Data entries for graphics

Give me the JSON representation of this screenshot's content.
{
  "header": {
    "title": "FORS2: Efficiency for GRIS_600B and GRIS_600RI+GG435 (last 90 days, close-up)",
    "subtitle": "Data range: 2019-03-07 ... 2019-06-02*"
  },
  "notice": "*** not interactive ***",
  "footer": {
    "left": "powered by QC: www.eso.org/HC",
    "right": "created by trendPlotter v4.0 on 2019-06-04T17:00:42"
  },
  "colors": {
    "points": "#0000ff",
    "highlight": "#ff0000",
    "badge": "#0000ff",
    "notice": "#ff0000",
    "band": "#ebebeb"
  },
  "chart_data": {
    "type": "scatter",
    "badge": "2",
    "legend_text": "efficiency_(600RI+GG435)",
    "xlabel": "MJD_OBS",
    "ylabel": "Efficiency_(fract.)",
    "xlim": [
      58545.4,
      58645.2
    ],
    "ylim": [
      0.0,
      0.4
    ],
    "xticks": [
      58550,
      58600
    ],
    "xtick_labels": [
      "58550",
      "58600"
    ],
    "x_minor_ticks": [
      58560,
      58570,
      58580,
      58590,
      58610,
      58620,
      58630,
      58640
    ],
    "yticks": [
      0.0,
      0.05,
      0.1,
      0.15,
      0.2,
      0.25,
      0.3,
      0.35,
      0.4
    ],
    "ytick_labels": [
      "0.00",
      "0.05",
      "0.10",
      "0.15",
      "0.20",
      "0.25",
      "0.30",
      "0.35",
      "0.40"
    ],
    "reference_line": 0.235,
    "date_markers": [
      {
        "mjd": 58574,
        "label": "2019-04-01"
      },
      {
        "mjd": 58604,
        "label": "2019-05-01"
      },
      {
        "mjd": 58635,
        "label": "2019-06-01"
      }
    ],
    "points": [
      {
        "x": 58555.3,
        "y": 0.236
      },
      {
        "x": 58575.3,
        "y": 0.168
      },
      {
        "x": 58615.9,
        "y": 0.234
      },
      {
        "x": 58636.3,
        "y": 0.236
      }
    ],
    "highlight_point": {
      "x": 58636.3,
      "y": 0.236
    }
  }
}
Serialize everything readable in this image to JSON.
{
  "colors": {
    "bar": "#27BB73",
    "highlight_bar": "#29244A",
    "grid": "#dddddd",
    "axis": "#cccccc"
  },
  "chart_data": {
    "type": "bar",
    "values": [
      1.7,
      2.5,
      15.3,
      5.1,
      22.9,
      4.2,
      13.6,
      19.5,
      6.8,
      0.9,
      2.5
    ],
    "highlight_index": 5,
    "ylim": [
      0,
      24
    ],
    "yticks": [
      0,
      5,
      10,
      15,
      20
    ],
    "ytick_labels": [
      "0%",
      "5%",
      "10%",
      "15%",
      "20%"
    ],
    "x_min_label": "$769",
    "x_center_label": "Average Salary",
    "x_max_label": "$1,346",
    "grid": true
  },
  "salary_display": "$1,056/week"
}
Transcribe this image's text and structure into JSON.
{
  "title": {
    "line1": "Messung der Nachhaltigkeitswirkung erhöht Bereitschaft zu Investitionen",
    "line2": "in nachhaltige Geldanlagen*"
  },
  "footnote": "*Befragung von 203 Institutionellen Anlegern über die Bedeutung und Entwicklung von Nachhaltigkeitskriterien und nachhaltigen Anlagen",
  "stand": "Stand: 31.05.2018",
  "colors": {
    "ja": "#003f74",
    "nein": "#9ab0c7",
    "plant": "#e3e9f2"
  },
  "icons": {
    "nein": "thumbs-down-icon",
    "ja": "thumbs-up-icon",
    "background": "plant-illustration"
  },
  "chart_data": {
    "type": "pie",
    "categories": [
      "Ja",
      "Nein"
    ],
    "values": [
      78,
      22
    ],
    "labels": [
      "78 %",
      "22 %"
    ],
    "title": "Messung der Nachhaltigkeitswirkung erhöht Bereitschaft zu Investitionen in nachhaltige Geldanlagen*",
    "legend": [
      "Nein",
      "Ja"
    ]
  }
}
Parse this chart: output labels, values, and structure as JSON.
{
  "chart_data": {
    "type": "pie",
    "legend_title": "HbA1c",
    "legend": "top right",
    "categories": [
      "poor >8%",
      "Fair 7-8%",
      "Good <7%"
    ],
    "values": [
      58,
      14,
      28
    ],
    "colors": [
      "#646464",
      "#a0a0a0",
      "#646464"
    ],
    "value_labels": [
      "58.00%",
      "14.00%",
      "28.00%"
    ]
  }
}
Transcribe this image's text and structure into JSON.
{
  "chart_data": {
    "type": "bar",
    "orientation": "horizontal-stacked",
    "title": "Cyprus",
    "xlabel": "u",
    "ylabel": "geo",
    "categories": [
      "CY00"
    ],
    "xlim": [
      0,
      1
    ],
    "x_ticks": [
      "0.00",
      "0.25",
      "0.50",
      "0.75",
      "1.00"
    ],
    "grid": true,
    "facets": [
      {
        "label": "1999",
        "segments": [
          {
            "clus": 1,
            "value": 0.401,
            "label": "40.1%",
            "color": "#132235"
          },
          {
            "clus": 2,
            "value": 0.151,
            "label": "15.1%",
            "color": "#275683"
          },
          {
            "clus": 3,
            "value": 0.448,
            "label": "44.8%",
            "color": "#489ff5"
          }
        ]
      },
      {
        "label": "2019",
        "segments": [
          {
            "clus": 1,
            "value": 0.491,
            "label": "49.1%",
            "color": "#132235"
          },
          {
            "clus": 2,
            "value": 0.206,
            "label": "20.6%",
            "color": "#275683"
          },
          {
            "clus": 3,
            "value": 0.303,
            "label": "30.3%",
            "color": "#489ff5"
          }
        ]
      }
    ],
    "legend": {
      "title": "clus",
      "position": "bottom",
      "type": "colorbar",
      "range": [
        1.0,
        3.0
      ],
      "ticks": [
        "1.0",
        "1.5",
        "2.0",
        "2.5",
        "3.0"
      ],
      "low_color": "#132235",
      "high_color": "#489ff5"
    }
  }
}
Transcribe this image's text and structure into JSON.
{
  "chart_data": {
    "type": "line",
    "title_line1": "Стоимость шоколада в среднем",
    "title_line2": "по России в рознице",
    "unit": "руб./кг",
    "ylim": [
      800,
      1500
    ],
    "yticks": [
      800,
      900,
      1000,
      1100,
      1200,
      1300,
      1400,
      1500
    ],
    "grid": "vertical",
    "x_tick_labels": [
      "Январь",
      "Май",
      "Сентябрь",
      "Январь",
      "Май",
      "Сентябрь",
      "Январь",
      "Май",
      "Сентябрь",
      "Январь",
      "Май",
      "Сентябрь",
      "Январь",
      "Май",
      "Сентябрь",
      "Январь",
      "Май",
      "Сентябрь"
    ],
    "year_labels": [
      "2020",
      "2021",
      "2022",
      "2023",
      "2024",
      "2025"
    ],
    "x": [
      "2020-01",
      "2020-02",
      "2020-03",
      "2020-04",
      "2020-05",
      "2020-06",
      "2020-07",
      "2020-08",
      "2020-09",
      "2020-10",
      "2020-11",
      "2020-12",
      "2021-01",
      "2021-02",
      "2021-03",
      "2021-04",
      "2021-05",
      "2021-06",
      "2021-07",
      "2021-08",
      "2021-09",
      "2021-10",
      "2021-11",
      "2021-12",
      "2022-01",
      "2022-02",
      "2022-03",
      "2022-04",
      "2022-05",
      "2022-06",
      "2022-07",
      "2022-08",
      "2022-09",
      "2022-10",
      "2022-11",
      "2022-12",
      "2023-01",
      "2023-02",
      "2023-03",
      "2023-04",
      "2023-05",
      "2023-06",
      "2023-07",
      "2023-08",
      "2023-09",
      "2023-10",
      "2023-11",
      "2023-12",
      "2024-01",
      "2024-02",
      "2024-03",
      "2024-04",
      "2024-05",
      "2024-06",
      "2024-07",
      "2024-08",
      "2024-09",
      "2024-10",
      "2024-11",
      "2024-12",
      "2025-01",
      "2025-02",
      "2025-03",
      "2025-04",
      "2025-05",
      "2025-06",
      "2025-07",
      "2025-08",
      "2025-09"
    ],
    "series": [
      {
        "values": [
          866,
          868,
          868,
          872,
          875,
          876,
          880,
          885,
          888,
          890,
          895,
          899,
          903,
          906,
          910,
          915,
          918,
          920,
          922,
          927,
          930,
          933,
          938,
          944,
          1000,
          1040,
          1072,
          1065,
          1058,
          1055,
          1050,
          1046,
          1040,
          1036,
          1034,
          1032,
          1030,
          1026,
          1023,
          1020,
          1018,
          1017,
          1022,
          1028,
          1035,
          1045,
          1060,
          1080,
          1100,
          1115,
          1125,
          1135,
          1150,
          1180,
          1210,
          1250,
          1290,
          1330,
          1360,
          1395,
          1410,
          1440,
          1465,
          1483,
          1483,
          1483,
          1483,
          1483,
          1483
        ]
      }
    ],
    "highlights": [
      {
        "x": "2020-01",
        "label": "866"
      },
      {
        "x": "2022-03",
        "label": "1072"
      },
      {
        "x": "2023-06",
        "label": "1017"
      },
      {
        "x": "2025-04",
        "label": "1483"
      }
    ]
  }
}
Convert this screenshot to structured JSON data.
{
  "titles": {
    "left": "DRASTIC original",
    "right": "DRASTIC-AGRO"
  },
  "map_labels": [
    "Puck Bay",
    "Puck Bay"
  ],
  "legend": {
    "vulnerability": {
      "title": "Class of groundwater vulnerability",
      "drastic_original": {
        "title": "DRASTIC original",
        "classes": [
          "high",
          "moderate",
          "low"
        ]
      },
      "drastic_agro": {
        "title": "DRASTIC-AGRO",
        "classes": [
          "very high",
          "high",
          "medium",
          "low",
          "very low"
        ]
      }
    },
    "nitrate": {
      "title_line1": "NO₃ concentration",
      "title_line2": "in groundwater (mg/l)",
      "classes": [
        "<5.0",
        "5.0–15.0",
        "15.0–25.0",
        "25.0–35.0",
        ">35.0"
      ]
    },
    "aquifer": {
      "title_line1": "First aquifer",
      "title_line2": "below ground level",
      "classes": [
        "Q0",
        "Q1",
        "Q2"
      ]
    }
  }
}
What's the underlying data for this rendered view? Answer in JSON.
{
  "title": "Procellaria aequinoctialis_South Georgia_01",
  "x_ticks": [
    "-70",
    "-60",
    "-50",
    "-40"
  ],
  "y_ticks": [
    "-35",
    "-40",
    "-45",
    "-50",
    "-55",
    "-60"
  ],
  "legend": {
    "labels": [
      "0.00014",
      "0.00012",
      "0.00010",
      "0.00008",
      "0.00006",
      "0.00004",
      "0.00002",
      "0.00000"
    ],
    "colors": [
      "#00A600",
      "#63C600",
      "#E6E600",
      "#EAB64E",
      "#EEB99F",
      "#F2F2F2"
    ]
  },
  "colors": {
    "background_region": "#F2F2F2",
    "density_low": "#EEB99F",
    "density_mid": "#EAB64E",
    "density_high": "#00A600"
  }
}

__Set exercise__. Search the records for the word "ylabel" and copy every line where it occurs.

__Response__.
    "ylabel": "Efficiency_(fract.)",
    "ylabel": "geo",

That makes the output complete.